%%

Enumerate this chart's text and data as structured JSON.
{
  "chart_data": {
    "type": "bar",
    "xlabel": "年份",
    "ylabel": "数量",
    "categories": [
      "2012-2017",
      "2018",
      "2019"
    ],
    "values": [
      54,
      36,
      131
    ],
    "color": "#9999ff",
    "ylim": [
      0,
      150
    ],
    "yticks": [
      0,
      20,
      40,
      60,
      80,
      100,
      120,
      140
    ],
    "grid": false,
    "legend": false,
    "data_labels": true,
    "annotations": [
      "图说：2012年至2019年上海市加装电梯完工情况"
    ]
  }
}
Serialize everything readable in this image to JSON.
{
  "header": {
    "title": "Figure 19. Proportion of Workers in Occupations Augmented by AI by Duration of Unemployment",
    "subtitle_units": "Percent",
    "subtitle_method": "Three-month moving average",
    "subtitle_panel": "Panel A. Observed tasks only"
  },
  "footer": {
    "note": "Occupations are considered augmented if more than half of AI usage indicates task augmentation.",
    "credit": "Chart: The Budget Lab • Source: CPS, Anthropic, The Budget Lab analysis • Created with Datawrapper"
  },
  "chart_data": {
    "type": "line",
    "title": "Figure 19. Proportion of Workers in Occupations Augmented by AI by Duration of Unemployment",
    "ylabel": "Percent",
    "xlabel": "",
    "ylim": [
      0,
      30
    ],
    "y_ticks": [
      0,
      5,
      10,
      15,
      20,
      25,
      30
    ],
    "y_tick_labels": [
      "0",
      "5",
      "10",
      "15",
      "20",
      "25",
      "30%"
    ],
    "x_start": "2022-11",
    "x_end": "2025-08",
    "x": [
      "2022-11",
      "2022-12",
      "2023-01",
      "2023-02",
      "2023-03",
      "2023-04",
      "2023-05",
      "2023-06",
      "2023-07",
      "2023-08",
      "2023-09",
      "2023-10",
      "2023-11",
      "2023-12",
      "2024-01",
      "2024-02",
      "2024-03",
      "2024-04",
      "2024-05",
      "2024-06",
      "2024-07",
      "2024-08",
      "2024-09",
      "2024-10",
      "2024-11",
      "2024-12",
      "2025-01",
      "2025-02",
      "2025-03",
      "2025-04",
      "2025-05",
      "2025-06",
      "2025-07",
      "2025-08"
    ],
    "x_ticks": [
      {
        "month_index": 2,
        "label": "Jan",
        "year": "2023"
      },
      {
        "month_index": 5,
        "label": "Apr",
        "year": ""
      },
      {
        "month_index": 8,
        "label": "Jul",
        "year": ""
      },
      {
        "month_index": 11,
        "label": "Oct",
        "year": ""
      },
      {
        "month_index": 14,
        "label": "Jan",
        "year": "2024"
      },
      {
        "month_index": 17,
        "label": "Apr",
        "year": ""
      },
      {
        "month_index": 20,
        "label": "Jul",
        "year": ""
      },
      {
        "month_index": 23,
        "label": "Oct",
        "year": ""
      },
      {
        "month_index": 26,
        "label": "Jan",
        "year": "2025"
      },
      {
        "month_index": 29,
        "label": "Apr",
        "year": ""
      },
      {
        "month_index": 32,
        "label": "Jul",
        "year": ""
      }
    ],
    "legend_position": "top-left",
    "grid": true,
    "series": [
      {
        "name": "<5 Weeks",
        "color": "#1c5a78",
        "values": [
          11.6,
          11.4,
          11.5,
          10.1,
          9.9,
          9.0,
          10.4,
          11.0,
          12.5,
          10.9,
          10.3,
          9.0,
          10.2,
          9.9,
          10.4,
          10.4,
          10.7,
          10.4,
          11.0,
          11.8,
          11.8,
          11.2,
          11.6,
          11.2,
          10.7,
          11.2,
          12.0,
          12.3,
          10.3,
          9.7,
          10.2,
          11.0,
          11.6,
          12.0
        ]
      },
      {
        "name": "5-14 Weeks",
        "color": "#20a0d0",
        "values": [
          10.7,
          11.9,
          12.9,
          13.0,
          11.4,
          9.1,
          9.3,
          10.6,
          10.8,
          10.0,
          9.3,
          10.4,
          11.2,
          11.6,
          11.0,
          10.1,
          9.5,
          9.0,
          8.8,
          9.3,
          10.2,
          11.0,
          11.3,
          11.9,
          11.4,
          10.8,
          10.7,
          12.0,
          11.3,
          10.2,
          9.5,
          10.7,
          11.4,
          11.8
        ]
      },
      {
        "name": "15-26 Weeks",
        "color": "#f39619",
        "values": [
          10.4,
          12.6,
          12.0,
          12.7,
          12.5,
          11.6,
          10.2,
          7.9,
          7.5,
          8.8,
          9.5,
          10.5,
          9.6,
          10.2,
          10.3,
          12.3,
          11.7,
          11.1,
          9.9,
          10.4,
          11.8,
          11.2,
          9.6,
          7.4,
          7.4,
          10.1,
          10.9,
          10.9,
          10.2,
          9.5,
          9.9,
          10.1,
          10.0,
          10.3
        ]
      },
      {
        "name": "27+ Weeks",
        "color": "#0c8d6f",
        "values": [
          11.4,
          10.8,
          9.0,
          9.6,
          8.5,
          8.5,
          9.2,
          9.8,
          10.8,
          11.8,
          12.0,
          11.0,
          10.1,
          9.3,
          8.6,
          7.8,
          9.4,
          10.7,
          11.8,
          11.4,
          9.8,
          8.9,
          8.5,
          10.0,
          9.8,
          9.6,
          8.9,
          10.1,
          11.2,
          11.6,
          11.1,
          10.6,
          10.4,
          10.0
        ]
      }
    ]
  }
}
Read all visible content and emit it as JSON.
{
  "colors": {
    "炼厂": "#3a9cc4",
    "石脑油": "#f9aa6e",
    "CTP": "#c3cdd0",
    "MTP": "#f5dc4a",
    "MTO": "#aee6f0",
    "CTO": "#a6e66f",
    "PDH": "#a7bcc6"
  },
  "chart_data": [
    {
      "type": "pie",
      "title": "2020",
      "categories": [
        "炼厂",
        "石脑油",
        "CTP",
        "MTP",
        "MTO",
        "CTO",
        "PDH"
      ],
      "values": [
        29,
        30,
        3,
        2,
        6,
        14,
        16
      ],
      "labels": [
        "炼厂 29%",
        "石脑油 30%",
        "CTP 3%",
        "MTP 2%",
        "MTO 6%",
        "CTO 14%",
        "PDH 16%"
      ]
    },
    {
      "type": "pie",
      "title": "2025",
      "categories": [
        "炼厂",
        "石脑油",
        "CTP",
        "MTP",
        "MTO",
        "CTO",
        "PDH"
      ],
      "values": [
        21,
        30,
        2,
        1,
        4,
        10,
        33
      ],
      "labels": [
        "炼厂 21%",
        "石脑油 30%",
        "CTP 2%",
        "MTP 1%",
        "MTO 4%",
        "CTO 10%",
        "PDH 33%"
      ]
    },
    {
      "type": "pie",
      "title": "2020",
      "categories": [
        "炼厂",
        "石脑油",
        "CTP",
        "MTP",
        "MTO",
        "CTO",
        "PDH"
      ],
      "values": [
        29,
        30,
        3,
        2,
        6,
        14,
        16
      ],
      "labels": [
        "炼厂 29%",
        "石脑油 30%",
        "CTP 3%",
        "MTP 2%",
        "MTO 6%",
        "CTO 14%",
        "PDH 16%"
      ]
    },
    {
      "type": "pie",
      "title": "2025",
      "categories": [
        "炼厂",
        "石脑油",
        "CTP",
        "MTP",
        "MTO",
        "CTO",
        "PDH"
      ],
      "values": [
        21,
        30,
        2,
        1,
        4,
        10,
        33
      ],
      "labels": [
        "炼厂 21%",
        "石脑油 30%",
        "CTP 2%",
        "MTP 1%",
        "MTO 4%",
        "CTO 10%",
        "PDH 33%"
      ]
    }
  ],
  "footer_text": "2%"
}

%%

* **Prompt**:
Give the records above again, word for word.

* **The solution**:
Enumerate this chart's text and data as structured JSON.
{
  "chart_data": {
    "type": "bar",
    "xlabel": "年份",
    "ylabel": "数量",
    "categories": [
      "2012-2017",
      "2018",
      "2019"
    ],
    "values": [
      54,
      36,
      131
    ],
    "color": "#9999ff",
    "ylim": [
      0,
      150
    ],
    "yticks": [
      0,
      20,
      40,
      60,
      80,
      100,
      120,
      140
    ],
    "grid": false,
    "legend": false,
    "data_labels": true,
    "annotations": [
      "图说：2012年至2019年上海市加装电梯完工情况"
    ]
  }
}
Serialize everything readable in this image to JSON.
{
  "header": {
    "title": "Figure 19. Proportion of Workers in Occupations Augmented by AI by Duration of Unemployment",
    "subtitle_units": "Percent",
    "subtitle_method": "Three-month moving average",
    "subtitle_panel": "Panel A. Observed tasks only"
  },
  "footer": {
    "note": "Occupations are considered augmented if more than half of AI usage indicates task augmentation.",
    "credit": "Chart: The Budget Lab • Source: CPS, Anthropic, The Budget Lab analysis • Created with Datawrapper"
  },
  "chart_data": {
    "type": "line",
    "title": "Figure 19. Proportion of Workers in Occupations Augmented by AI by Duration of Unemployment",
    "ylabel": "Percent",
    "xlabel": "",
    "ylim": [
      0,
      30
    ],
    "y_ticks": [
      0,
      5,
      10,
      15,
      20,
      25,
      30
    ],
    "y_tick_labels": [
      "0",
      "5",
      "10",
      "15",
      "20",
      "25",
      "30%"
    ],
    "x_start": "2022-11",
    "x_end": "2025-08",
    "x": [
      "2022-11",
      "2022-12",
      "2023-01",
      "2023-02",
      "2023-03",
      "2023-04",
      "2023-05",
      "2023-06",
      "2023-07",
      "2023-08",
      "2023-09",
      "2023-10",
      "2023-11",
      "2023-12",
      "2024-01",
      "2024-02",
      "2024-03",
      "2024-04",
      "2024-05",
      "2024-06",
      "2024-07",
      "2024-08",
      "2024-09",
      "2024-10",
      "2024-11",
      "2024-12",
      "2025-01",
      "2025-02",
      "2025-03",
      "2025-04",
      "2025-05",
      "2025-06",
      "2025-07",
      "2025-08"
    ],
    "x_ticks": [
      {
        "month_index": 2,
        "label": "Jan",
        "year": "2023"
      },
      {
        "month_index": 5,
        "label": "Apr",
        "year": ""
      },
      {
        "month_index": 8,
        "label": "Jul",
        "year": ""
      },
      {
        "month_index": 11,
        "label": "Oct",
        "year": ""
      },
      {
        "month_index": 14,
        "label": "Jan",
        "year": "2024"
      },
      {
        "month_index": 17,
        "label": "Apr",
        "year": ""
      },
      {
        "month_index": 20,
        "label": "Jul",
        "year": ""
      },
      {
        "month_index": 23,
        "label": "Oct",
        "year": ""
      },
      {
        "month_index": 26,
        "label": "Jan",
        "year": "2025"
      },
      {
        "month_index": 29,
        "label": "Apr",
        "year": ""
      },
      {
        "month_index": 32,
        "label": "Jul",
        "year": ""
      }
    ],
    "legend_position": "top-left",
    "grid": true,
    "series": [
      {
        "name": "<5 Weeks",
        "color": "#1c5a78",
        "values": [
          11.6,
          11.4,
          11.5,
          10.1,
          9.9,
          9.0,
          10.4,
          11.0,
          12.5,
          10.9,
          10.3,
          9.0,
          10.2,
          9.9,
          10.4,
          10.4,
          10.7,
          10.4,
          11.0,
          11.8,
          11.8,
          11.2,
          11.6,
          11.2,
          10.7,
          11.2,
          12.0,
          12.3,
          10.3,
          9.7,
          10.2,
          11.0,
          11.6,
          12.0
        ]
      },
      {
        "name": "5-14 Weeks",
        "color": "#20a0d0",
        "values": [
          10.7,
          11.9,
          12.9,
          13.0,
          11.4,
          9.1,
          9.3,
          10.6,
          10.8,
          10.0,
          9.3,
          10.4,
          11.2,
          11.6,
          11.0,
          10.1,
          9.5,
          9.0,
          8.8,
          9.3,
          10.2,
          11.0,
          11.3,
          11.9,
          11.4,
          10.8,
          10.7,
          12.0,
          11.3,
          10.2,
          9.5,
          10.7,
          11.4,
          11.8
        ]
      },
      {
        "name": "15-26 Weeks",
        "color": "#f39619",
        "values": [
          10.4,
          12.6,
          12.0,
          12.7,
          12.5,
          11.6,
          10.2,
          7.9,
          7.5,
          8.8,
          9.5,
          10.5,
          9.6,
          10.2,
          10.3,
          12.3,
          11.7,
          11.1,
          9.9,
          10.4,
          11.8,
          11.2,
          9.6,
          7.4,
          7.4,
          10.1,
          10.9,
          10.9,
          10.2,
          9.5,
          9.9,
          10.1,
          10.0,
          10.3
        ]
      },
      {
        "name": "27+ Weeks",
        "color": "#0c8d6f",
        "values": [
          11.4,
          10.8,
          9.0,
          9.6,
          8.5,
          8.5,
          9.2,
          9.8,
          10.8,
          11.8,
          12.0,
          11.0,
          10.1,
          9.3,
          8.6,
          7.8,
          9.4,
          10.7,
          11.8,
          11.4,
          9.8,
          8.9,
          8.5,
          10.0,
          9.8,
          9.6,
          8.9,
          10.1,
          11.2,
          11.6,
          11.1,
          10.6,
          10.4,
          10.0
        ]
      }
    ]
  }
}
Read all visible content and emit it as JSON.
{
  "colors": {
    "炼厂": "#3a9cc4",
    "石脑油": "#f9aa6e",
    "CTP": "#c3cdd0",
    "MTP": "#f5dc4a",
    "MTO": "#aee6f0",
    "CTO": "#a6e66f",
    "PDH": "#a7bcc6"
  },
  "chart_data": [
    {
      "type": "pie",
      "title": "2020",
      "categories": [
        "炼厂",
        "石脑油",
        "CTP",
        "MTP",
        "MTO",
        "CTO",
        "PDH"
      ],
      "values": [
        29,
        30,
        3,
        2,
        6,
        14,
        16
      ],
      "labels": [
        "炼厂 29%",
        "石脑油 30%",
        "CTP 3%",
        "MTP 2%",
        "MTO 6%",
        "CTO 14%",
        "PDH 16%"
      ]
    },
    {
      "type": "pie",
      "title": "2025",
      "categories": [
        "炼厂",
        "石脑油",
        "CTP",
        "MTP",
        "MTO",
        "CTO",
        "PDH"
      ],
      "values": [
        21,
        30,
        2,
        1,
        4,
        10,
        33
      ],
      "labels": [
        "炼厂 21%",
        "石脑油 30%",
        "CTP 2%",
        "MTP 1%",
        "MTO 4%",
        "CTO 10%",
        "PDH 33%"
      ]
    },
    {
      "type": "pie",
      "title": "2020",
      "categories": [
        "炼厂",
        "石脑油",
        "CTP",
        "MTP",
        "MTO",
        "CTO",
        "PDH"
      ],
      "values": [
        29,
        30,
        3,
        2,
        6,
        14,
        16
      ],
      "labels": [
        "炼厂 29%",
        "石脑油 30%",
        "CTP 3%",
        "MTP 2%",
        "MTO 6%",
        "CTO 14%",
        "PDH 16%"
      ]
    },
    {
      "type": "pie",
      "title": "2025",
      "categories": [
        "炼厂",
        "石脑油",
        "CTP",
        "MTP",
        "MTO",
        "CTO",
        "PDH"
      ],
      "values": [
        21,
        30,
        2,
        1,
        4,
        10,
        33
      ],
      "labels": [
        "炼厂 21%",
        "石脑油 30%",
        "CTP 2%",
        "MTP 1%",
        "MTO 4%",
        "CTO 10%",
        "PDH 33%"
      ]
    }
  ],
  "footer_text": "2%"
}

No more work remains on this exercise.